■ Exercise materials

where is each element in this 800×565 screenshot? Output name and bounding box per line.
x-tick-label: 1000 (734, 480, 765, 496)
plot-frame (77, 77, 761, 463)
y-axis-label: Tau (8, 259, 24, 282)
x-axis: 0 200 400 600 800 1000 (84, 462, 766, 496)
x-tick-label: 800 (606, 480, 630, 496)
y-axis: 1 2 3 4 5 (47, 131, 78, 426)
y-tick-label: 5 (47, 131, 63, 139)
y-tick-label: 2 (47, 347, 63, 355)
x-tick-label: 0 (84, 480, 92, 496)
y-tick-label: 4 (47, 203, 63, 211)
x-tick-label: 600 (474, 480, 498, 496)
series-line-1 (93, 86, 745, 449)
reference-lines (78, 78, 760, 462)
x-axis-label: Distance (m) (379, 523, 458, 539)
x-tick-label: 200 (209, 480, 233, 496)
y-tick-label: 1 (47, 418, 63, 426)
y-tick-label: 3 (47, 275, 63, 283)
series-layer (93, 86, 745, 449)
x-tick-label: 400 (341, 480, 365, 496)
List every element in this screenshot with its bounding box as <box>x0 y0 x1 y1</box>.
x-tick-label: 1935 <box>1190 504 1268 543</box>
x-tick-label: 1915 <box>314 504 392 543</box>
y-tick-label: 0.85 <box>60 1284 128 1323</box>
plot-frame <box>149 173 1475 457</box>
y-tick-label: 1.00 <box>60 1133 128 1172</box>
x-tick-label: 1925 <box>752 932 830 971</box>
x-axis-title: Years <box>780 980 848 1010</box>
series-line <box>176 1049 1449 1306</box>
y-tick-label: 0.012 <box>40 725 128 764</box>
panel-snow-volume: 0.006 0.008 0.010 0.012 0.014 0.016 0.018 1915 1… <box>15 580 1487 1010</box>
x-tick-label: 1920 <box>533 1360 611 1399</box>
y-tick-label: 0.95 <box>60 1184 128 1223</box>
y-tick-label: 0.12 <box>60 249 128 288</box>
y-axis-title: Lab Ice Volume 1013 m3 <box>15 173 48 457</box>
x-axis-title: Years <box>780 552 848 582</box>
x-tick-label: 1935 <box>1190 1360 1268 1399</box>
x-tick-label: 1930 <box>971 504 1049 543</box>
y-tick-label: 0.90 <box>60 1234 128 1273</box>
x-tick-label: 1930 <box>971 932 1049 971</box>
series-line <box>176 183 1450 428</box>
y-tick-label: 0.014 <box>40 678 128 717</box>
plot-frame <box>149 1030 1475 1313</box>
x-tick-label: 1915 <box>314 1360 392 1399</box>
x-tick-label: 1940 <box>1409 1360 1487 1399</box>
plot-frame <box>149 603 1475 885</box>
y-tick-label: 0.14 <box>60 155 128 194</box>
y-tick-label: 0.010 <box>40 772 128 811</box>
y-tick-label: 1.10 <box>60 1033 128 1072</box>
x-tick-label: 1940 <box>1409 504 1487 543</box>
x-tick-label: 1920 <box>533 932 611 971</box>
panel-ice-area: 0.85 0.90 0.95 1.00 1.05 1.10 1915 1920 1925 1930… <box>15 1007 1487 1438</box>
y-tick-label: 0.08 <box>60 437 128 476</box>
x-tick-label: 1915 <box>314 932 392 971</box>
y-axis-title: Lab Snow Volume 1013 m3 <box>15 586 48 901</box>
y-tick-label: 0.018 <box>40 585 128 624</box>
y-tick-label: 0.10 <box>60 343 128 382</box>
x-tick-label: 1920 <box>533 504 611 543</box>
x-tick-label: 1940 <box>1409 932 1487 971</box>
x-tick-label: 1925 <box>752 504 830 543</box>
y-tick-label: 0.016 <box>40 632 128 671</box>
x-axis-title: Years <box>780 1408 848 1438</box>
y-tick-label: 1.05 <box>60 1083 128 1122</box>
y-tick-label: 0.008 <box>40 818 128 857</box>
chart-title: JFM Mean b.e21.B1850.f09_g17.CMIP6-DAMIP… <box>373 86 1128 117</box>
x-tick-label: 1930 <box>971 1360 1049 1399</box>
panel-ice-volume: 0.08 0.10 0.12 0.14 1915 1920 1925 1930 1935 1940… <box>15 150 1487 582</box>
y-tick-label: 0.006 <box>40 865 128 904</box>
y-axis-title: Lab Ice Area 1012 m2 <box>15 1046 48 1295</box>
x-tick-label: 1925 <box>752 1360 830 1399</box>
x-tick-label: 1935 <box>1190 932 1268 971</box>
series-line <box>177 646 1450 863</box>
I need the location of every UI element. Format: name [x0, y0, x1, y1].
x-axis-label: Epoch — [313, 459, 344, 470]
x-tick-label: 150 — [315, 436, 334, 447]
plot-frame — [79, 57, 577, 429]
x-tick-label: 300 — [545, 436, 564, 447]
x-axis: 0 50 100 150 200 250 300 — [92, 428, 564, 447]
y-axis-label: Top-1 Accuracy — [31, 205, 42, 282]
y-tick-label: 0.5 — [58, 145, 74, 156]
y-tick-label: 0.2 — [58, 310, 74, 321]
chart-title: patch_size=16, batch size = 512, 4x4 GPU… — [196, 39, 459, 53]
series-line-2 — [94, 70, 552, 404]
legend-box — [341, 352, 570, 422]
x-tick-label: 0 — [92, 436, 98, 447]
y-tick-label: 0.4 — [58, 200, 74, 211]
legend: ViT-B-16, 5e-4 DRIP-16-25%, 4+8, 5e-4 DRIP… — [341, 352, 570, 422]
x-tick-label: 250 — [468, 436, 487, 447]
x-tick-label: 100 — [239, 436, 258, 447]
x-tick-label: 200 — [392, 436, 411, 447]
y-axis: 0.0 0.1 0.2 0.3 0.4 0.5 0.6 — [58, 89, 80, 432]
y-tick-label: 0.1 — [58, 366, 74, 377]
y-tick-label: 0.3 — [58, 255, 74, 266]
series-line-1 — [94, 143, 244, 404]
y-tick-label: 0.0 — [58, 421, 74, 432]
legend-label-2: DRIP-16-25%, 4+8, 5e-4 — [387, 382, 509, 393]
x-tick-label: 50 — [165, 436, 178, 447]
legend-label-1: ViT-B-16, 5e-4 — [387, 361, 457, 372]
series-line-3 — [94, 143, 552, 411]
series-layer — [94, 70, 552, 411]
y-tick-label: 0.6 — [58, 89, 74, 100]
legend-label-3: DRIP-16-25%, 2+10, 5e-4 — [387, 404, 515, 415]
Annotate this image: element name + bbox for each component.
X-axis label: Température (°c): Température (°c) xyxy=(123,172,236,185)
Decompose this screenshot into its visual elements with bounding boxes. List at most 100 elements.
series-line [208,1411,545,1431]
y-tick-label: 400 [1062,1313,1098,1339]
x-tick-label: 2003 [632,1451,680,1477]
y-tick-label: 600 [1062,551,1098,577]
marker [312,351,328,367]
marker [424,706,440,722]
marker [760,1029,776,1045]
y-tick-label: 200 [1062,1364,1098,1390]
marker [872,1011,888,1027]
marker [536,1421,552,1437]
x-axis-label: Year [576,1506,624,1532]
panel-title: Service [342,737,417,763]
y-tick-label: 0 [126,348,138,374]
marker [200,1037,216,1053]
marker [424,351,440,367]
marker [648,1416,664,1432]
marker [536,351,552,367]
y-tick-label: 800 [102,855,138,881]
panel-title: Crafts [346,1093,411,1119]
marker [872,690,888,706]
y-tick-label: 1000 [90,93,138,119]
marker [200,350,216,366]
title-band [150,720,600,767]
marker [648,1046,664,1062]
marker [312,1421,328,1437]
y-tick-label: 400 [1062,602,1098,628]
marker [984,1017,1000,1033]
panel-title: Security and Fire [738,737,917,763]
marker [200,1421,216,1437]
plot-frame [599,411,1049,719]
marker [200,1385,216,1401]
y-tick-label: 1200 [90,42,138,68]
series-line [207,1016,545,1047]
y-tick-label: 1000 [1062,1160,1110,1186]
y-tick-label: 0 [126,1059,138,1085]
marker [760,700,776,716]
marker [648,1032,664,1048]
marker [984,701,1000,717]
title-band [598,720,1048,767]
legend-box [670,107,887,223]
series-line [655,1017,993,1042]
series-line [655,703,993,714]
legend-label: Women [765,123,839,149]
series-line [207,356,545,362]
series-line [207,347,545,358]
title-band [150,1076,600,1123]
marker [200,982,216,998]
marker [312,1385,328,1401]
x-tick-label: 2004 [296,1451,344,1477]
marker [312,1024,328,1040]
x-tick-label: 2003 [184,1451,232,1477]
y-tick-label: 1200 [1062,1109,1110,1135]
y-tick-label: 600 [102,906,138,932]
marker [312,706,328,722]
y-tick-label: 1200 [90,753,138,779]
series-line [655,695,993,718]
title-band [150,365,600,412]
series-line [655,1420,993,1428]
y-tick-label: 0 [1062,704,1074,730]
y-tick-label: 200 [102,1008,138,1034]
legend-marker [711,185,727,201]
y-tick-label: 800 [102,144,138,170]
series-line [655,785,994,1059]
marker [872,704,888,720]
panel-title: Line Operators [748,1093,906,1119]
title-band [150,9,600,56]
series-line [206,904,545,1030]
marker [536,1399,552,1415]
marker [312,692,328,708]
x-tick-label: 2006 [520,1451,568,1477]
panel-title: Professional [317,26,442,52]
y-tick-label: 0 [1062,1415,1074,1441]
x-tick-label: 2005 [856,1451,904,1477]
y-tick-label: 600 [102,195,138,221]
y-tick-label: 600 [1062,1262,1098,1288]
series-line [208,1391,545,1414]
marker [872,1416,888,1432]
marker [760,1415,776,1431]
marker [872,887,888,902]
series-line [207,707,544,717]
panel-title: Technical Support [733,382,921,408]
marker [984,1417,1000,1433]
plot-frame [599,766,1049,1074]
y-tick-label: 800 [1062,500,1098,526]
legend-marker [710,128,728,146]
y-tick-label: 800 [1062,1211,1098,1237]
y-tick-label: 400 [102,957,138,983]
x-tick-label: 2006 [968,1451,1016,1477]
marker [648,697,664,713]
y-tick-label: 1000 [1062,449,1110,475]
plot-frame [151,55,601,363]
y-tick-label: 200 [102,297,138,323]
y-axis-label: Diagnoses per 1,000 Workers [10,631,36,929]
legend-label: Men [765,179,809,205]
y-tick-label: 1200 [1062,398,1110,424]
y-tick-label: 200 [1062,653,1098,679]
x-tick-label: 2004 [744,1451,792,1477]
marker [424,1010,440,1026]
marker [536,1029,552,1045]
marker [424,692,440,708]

■ Set task
Count the lines in the listing above that contain the word "with", and give only the resulting number.

■ Solved problem
2